• **EXERCISE INSTRUCTIONS**
Copy each line of the data below with the word "Mobilize".

• **TASK INPUT**
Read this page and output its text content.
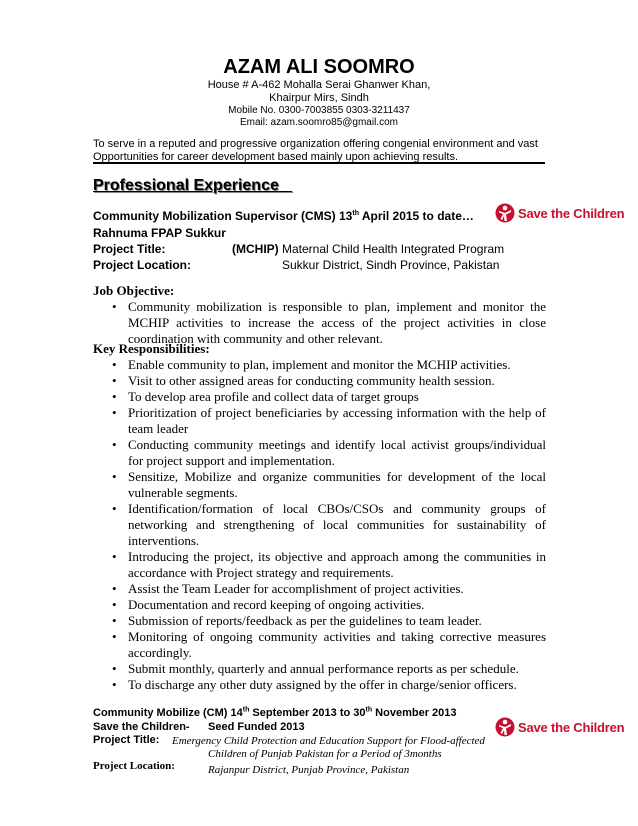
AZAM ALI SOOMRO
House # A-462 Mohalla Serai Ghanwer Khan,
Khairpur Mirs, Sindh
Mobile No. 0300-7003855 0303-3211437
Email: azam.soomro85@gmail.com
To serve in a reputed and progressive organization offering congenial environment and vast
Opportunities for career development based mainly upon achieving results.
Professional Experience
Community Mobilization Supervisor (CMS) 13th April 2015 to date…
Rahnuma FPAP Sukkur
Project Title:	(MCHIP) Maternal Child Health Integrated Program
Project Location:	Sukkur District, Sindh Province, Pakistan
Save the Children
Job Objective:
• Community mobilization is responsible to plan, implement and monitor the MCHIP activities to increase the access of the project activities in close coordination with community and other relevant.
Key Responsibilities:
• Enable community to plan, implement and monitor the MCHIP activities.
• Visit to other assigned areas for conducting community health session.
• To develop area profile and collect data of target groups
• Prioritization of project beneficiaries by accessing information with the help of team leader
• Conducting community meetings and identify local activist groups/individual for project support and implementation.
• Sensitize, Mobilize and organize communities for development of the local vulnerable segments.
• Identification/formation of local CBOs/CSOs and community groups of networking and strengthening of local communities for sustainability of interventions.
• Introducing the project, its objective and approach among the communities in accordance with Project strategy and requirements.
• Assist the Team Leader for accomplishment of project activities.
• Documentation and record keeping of ongoing activities.
• Submission of reports/feedback as per the guidelines to team leader.
• Monitoring of ongoing community activities and taking corrective measures accordingly.
• Submit monthly, quarterly and annual performance reports as per schedule.
• To discharge any other duty assigned by the offer in charge/senior officers.
Community Mobilize (CM) 14th September 2013 to 30th November 2013
Save the Children- Seed Funded 2013
Project Title: Emergency Child Protection and Education Support for Flood-affected
Children of Punjab Pakistan for a Period of 3months
Project Location:	Rajanpur District, Punjab Province, Pakistan
Save the Children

• **CORRECT RESULT**
• Sensitize, Mobilize and organize communities for development of the local vulnerable segments.
Community Mobilize (CM) 14th September 2013 to 30th November 2013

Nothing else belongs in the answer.